_Task inputs_
──────

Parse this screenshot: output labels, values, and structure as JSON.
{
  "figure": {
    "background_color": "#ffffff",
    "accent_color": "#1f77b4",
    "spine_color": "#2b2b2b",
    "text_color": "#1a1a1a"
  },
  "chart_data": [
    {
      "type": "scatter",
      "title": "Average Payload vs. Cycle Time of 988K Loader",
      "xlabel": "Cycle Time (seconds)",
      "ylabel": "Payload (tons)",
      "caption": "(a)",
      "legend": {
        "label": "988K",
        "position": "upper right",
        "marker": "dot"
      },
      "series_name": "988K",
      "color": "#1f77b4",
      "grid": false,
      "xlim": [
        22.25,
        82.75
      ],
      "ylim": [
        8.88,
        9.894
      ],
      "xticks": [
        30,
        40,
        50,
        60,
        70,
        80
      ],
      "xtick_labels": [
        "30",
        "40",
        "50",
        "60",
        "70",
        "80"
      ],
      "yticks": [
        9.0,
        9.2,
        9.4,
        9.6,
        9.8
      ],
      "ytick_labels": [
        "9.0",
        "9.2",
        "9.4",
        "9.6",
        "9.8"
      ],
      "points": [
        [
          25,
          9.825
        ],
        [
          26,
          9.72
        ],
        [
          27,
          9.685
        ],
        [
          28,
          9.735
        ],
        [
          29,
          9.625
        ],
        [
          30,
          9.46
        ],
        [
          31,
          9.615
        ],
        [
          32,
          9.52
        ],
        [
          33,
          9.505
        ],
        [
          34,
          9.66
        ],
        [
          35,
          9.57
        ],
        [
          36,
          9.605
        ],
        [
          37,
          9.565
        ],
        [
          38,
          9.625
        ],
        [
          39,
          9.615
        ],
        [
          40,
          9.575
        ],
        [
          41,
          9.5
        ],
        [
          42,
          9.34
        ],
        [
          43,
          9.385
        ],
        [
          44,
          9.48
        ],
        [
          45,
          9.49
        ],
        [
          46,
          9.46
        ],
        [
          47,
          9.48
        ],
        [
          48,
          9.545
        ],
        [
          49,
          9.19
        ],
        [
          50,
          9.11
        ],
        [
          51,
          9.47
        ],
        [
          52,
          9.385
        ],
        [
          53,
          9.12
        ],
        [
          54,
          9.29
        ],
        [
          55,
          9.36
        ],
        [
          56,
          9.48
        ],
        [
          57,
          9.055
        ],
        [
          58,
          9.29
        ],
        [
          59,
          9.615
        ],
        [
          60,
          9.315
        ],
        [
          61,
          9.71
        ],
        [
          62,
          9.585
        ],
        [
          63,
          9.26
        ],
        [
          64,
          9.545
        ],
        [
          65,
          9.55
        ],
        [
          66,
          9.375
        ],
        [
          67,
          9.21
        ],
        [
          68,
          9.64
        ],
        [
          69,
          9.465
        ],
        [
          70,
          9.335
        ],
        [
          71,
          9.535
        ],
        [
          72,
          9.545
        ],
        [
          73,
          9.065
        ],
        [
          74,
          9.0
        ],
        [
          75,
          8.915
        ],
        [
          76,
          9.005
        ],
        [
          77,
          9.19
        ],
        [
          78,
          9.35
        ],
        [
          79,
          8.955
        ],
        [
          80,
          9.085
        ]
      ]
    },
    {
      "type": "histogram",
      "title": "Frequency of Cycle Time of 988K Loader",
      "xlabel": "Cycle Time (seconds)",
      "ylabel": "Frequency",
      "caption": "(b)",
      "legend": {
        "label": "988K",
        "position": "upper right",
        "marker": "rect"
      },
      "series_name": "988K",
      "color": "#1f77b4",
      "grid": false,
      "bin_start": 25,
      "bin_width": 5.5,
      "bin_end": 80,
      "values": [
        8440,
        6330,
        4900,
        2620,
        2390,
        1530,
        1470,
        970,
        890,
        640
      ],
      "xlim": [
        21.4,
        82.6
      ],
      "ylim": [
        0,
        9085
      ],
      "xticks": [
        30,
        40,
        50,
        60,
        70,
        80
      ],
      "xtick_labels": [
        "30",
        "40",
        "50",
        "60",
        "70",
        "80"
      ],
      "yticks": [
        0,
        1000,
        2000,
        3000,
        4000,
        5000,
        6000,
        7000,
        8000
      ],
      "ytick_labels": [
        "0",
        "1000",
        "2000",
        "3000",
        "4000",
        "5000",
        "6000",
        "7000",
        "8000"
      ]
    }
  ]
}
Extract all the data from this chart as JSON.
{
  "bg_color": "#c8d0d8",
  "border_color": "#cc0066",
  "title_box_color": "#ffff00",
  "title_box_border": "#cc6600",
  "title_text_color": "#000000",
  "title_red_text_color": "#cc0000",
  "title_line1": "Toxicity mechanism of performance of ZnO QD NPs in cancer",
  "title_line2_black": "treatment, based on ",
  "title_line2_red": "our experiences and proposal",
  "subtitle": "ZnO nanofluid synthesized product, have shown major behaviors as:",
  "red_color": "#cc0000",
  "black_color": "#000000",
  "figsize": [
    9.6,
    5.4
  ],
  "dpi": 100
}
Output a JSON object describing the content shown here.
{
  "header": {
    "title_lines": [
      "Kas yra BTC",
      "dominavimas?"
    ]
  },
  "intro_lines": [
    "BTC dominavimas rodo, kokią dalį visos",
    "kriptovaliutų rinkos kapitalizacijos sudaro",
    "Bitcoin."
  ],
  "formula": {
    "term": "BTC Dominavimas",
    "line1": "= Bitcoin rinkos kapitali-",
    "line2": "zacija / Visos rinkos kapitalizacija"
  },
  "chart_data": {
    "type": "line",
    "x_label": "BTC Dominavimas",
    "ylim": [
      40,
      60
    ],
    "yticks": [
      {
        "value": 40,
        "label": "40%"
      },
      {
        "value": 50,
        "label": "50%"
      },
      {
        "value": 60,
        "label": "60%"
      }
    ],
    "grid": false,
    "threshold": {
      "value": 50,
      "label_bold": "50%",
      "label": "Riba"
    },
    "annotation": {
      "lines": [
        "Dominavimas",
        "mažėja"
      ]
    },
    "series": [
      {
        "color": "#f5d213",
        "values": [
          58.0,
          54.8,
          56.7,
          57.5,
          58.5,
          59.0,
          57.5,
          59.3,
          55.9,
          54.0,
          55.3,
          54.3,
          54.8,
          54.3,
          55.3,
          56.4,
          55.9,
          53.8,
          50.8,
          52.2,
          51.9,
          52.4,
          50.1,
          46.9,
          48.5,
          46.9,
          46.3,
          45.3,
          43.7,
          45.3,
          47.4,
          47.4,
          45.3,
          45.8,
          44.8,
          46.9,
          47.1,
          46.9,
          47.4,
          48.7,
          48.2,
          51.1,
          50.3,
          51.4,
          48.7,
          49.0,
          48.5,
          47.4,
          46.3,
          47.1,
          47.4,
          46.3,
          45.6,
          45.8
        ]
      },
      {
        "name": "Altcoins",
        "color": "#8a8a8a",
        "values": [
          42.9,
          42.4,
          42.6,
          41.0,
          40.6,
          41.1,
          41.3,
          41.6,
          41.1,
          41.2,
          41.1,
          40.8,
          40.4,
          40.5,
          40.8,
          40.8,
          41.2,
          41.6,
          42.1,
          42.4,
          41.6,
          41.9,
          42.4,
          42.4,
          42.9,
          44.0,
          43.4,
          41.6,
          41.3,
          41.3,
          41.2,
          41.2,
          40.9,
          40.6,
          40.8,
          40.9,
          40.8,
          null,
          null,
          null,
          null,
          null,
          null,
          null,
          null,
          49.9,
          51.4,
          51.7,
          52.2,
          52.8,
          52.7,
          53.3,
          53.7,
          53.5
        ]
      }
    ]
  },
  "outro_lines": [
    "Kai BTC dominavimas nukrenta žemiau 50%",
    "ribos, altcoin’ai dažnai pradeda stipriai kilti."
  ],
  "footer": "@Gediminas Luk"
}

──────

_Work instructions_
Extract all of the data above and output it character for character.

_Exercise response_
Parse this screenshot: output labels, values, and structure as JSON.
{
  "figure": {
    "background_color": "#ffffff",
    "accent_color": "#1f77b4",
    "spine_color": "#2b2b2b",
    "text_color": "#1a1a1a"
  },
  "chart_data": [
    {
      "type": "scatter",
      "title": "Average Payload vs. Cycle Time of 988K Loader",
      "xlabel": "Cycle Time (seconds)",
      "ylabel": "Payload (tons)",
      "caption": "(a)",
      "legend": {
        "label": "988K",
        "position": "upper right",
        "marker": "dot"
      },
      "series_name": "988K",
      "color": "#1f77b4",
      "grid": false,
      "xlim": [
        22.25,
        82.75
      ],
      "ylim": [
        8.88,
        9.894
      ],
      "xticks": [
        30,
        40,
        50,
        60,
        70,
        80
      ],
      "xtick_labels": [
        "30",
        "40",
        "50",
        "60",
        "70",
        "80"
      ],
      "yticks": [
        9.0,
        9.2,
        9.4,
        9.6,
        9.8
      ],
      "ytick_labels": [
        "9.0",
        "9.2",
        "9.4",
        "9.6",
        "9.8"
      ],
      "points": [
        [
          25,
          9.825
        ],
        [
          26,
          9.72
        ],
        [
          27,
          9.685
        ],
        [
          28,
          9.735
        ],
        [
          29,
          9.625
        ],
        [
          30,
          9.46
        ],
        [
          31,
          9.615
        ],
        [
          32,
          9.52
        ],
        [
          33,
          9.505
        ],
        [
          34,
          9.66
        ],
        [
          35,
          9.57
        ],
        [
          36,
          9.605
        ],
        [
          37,
          9.565
        ],
        [
          38,
          9.625
        ],
        [
          39,
          9.615
        ],
        [
          40,
          9.575
        ],
        [
          41,
          9.5
        ],
        [
          42,
          9.34
        ],
        [
          43,
          9.385
        ],
        [
          44,
          9.48
        ],
        [
          45,
          9.49
        ],
        [
          46,
          9.46
        ],
        [
          47,
          9.48
        ],
        [
          48,
          9.545
        ],
        [
          49,
          9.19
        ],
        [
          50,
          9.11
        ],
        [
          51,
          9.47
        ],
        [
          52,
          9.385
        ],
        [
          53,
          9.12
        ],
        [
          54,
          9.29
        ],
        [
          55,
          9.36
        ],
        [
          56,
          9.48
        ],
        [
          57,
          9.055
        ],
        [
          58,
          9.29
        ],
        [
          59,
          9.615
        ],
        [
          60,
          9.315
        ],
        [
          61,
          9.71
        ],
        [
          62,
          9.585
        ],
        [
          63,
          9.26
        ],
        [
          64,
          9.545
        ],
        [
          65,
          9.55
        ],
        [
          66,
          9.375
        ],
        [
          67,
          9.21
        ],
        [
          68,
          9.64
        ],
        [
          69,
          9.465
        ],
        [
          70,
          9.335
        ],
        [
          71,
          9.535
        ],
        [
          72,
          9.545
        ],
        [
          73,
          9.065
        ],
        [
          74,
          9.0
        ],
        [
          75,
          8.915
        ],
        [
          76,
          9.005
        ],
        [
          77,
          9.19
        ],
        [
          78,
          9.35
        ],
        [
          79,
          8.955
        ],
        [
          80,
          9.085
        ]
      ]
    },
    {
      "type": "histogram",
      "title": "Frequency of Cycle Time of 988K Loader",
      "xlabel": "Cycle Time (seconds)",
      "ylabel": "Frequency",
      "caption": "(b)",
      "legend": {
        "label": "988K",
        "position": "upper right",
        "marker": "rect"
      },
      "series_name": "988K",
      "color": "#1f77b4",
      "grid": false,
      "bin_start": 25,
      "bin_width": 5.5,
      "bin_end": 80,
      "values": [
        8440,
        6330,
        4900,
        2620,
        2390,
        1530,
        1470,
        970,
        890,
        640
      ],
      "xlim": [
        21.4,
        82.6
      ],
      "ylim": [
        0,
        9085
      ],
      "xticks": [
        30,
        40,
        50,
        60,
        70,
        80
      ],
      "xtick_labels": [
        "30",
        "40",
        "50",
        "60",
        "70",
        "80"
      ],
      "yticks": [
        0,
        1000,
        2000,
        3000,
        4000,
        5000,
        6000,
        7000,
        8000
      ],
      "ytick_labels": [
        "0",
        "1000",
        "2000",
        "3000",
        "4000",
        "5000",
        "6000",
        "7000",
        "8000"
      ]
    }
  ]
}
Extract all the data from this chart as JSON.
{
  "bg_color": "#c8d0d8",
  "border_color": "#cc0066",
  "title_box_color": "#ffff00",
  "title_box_border": "#cc6600",
  "title_text_color": "#000000",
  "title_red_text_color": "#cc0000",
  "title_line1": "Toxicity mechanism of performance of ZnO QD NPs in cancer",
  "title_line2_black": "treatment, based on ",
  "title_line2_red": "our experiences and proposal",
  "subtitle": "ZnO nanofluid synthesized product, have shown major behaviors as:",
  "red_color": "#cc0000",
  "black_color": "#000000",
  "figsize": [
    9.6,
    5.4
  ],
  "dpi": 100
}
Output a JSON object describing the content shown here.
{
  "header": {
    "title_lines": [
      "Kas yra BTC",
      "dominavimas?"
    ]
  },
  "intro_lines": [
    "BTC dominavimas rodo, kokią dalį visos",
    "kriptovaliutų rinkos kapitalizacijos sudaro",
    "Bitcoin."
  ],
  "formula": {
    "term": "BTC Dominavimas",
    "line1": "= Bitcoin rinkos kapitali-",
    "line2": "zacija / Visos rinkos kapitalizacija"
  },
  "chart_data": {
    "type": "line",
    "x_label": "BTC Dominavimas",
    "ylim": [
      40,
      60
    ],
    "yticks": [
      {
        "value": 40,
        "label": "40%"
      },
      {
        "value": 50,
        "label": "50%"
      },
      {
        "value": 60,
        "label": "60%"
      }
    ],
    "grid": false,
    "threshold": {
      "value": 50,
      "label_bold": "50%",
      "label": "Riba"
    },
    "annotation": {
      "lines": [
        "Dominavimas",
        "mažėja"
      ]
    },
    "series": [
      {
        "color": "#f5d213",
        "values": [
          58.0,
          54.8,
          56.7,
          57.5,
          58.5,
          59.0,
          57.5,
          59.3,
          55.9,
          54.0,
          55.3,
          54.3,
          54.8,
          54.3,
          55.3,
          56.4,
          55.9,
          53.8,
          50.8,
          52.2,
          51.9,
          52.4,
          50.1,
          46.9,
          48.5,
          46.9,
          46.3,
          45.3,
          43.7,
          45.3,
          47.4,
          47.4,
          45.3,
          45.8,
          44.8,
          46.9,
          47.1,
          46.9,
          47.4,
          48.7,
          48.2,
          51.1,
          50.3,
          51.4,
          48.7,
          49.0,
          48.5,
          47.4,
          46.3,
          47.1,
          47.4,
          46.3,
          45.6,
          45.8
        ]
      },
      {
        "name": "Altcoins",
        "color": "#8a8a8a",
        "values": [
          42.9,
          42.4,
          42.6,
          41.0,
          40.6,
          41.1,
          41.3,
          41.6,
          41.1,
          41.2,
          41.1,
          40.8,
          40.4,
          40.5,
          40.8,
          40.8,
          41.2,
          41.6,
          42.1,
          42.4,
          41.6,
          41.9,
          42.4,
          42.4,
          42.9,
          44.0,
          43.4,
          41.6,
          41.3,
          41.3,
          41.2,
          41.2,
          40.9,
          40.6,
          40.8,
          40.9,
          40.8,
          null,
          null,
          null,
          null,
          null,
          null,
          null,
          null,
          49.9,
          51.4,
          51.7,
          52.2,
          52.8,
          52.7,
          53.3,
          53.7,
          53.5
        ]
      }
    ]
  },
  "outro_lines": [
    "Kai BTC dominavimas nukrenta žemiau 50%",
    "ribos, altcoin’ai dažnai pradeda stipriai kilti."
  ],
  "footer": "@Gediminas Luk"
}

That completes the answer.